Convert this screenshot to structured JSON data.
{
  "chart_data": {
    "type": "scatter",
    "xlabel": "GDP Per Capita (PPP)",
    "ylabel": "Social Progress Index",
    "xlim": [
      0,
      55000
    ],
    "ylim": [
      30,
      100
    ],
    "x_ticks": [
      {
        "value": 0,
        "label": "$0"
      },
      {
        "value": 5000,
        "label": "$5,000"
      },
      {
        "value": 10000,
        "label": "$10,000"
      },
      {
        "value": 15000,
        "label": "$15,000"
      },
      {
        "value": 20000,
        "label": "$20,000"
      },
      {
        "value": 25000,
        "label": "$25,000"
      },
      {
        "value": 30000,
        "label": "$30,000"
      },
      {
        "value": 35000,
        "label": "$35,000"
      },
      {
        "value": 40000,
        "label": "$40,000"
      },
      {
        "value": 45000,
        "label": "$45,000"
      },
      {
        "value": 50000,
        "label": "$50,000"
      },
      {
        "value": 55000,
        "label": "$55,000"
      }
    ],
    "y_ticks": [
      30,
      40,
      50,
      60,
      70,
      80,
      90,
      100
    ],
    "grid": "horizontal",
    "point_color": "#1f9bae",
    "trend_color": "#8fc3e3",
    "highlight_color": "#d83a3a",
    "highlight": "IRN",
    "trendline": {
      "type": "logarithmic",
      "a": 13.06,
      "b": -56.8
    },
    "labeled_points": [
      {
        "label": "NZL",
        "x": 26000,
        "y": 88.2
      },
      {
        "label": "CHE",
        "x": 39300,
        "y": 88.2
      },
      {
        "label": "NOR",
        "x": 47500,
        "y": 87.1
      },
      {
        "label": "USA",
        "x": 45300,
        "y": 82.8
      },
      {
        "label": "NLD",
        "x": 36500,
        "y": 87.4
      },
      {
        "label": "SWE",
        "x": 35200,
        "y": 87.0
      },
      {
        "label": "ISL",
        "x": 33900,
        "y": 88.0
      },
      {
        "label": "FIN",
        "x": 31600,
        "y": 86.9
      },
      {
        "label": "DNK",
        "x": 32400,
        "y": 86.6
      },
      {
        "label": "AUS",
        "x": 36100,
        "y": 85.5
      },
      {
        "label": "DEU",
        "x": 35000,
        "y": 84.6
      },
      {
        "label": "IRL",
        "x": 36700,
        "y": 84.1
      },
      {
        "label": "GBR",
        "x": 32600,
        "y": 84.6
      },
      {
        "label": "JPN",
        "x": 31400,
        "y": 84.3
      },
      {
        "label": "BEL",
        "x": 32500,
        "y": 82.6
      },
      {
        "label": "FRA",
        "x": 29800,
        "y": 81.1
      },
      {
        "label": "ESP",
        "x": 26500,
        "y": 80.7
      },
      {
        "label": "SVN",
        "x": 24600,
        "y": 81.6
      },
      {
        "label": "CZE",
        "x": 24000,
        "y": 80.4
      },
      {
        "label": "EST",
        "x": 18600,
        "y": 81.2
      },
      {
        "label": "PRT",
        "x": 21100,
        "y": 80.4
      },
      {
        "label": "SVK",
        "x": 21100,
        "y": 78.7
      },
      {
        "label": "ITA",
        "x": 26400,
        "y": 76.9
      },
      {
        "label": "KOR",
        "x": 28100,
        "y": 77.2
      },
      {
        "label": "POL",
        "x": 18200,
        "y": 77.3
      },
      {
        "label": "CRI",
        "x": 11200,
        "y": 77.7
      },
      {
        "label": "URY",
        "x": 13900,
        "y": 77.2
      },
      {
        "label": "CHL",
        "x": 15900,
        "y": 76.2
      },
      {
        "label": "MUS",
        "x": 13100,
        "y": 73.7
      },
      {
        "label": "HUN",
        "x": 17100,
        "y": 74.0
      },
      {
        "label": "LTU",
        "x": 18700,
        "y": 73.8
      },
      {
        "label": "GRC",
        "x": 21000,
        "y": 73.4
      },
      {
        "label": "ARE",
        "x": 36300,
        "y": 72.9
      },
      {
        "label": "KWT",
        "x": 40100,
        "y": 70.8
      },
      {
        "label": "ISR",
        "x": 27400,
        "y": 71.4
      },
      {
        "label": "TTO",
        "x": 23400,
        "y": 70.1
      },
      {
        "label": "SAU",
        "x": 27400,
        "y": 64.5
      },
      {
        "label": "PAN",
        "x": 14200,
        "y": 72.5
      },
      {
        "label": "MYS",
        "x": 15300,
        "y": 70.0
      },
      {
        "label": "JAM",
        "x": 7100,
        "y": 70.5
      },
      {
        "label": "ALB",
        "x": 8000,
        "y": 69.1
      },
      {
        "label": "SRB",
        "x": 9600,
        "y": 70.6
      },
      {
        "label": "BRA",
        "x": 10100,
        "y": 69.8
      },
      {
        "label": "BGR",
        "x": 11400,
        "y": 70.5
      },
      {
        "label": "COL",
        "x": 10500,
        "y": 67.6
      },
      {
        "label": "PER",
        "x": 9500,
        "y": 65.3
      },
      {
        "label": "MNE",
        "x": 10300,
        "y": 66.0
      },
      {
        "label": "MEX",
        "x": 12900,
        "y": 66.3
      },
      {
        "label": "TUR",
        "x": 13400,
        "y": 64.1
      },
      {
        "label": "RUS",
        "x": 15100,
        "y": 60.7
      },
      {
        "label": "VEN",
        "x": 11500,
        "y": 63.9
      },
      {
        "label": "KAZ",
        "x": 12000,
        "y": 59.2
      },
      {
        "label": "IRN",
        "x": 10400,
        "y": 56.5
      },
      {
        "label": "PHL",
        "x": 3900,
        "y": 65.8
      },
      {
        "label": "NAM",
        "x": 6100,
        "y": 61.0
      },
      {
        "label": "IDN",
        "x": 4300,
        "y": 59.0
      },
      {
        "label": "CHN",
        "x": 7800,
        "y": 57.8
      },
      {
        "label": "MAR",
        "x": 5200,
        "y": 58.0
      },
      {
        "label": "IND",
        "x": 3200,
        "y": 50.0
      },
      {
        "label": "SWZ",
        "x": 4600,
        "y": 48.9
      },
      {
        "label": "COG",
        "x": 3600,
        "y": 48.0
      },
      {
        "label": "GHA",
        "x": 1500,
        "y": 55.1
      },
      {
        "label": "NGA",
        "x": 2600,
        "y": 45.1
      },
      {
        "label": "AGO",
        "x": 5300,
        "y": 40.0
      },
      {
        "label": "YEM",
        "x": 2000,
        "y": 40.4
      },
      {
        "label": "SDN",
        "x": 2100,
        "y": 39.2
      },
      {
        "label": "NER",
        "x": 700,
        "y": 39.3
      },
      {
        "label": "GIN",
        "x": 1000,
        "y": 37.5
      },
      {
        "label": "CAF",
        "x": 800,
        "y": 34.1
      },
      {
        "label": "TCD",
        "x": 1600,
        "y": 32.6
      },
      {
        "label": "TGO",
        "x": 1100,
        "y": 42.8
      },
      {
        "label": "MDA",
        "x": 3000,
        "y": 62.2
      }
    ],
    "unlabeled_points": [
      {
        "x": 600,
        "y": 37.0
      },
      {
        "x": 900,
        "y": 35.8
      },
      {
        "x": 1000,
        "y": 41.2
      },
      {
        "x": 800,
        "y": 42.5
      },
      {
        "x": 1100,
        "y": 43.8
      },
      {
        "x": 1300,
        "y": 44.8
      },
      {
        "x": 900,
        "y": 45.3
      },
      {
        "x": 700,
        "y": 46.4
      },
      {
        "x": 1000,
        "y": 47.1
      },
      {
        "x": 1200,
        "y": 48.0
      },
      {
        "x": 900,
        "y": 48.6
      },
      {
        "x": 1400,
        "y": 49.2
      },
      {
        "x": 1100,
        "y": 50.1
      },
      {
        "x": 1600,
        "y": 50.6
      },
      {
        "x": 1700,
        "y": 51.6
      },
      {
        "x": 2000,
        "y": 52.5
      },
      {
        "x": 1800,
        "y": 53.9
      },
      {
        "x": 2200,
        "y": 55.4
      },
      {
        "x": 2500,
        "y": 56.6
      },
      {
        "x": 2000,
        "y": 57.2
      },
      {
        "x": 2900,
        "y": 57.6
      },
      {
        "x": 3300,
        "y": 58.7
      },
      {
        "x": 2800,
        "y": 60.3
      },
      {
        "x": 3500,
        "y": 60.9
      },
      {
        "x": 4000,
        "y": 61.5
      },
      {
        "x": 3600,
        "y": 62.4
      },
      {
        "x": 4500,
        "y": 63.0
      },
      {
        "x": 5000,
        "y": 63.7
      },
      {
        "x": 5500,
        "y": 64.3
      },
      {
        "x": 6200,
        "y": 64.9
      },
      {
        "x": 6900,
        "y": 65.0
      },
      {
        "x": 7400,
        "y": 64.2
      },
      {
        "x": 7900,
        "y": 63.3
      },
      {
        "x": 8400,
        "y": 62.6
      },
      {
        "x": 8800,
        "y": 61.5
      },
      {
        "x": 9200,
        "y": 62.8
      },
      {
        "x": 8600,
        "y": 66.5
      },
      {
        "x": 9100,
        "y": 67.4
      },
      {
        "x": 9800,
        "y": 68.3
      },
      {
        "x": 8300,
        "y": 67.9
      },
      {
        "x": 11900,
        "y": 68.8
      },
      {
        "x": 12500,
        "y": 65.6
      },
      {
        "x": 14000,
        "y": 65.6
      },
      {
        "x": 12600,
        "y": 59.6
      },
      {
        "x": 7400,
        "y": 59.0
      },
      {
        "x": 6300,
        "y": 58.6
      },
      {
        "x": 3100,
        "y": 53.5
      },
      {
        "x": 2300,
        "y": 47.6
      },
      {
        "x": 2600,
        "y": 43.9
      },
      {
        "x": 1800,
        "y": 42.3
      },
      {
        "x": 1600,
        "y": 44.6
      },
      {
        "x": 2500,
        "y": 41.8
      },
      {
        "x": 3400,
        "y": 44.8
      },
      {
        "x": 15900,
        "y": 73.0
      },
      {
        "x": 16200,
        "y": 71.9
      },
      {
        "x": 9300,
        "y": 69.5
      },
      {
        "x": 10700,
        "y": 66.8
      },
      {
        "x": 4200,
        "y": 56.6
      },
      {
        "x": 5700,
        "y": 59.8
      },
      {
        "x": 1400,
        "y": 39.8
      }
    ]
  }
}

= = = = =

-- Problem requirements --
Of the lines in the material, how many hold the word "value"? Reply with the number only.

-- Result for this task --
12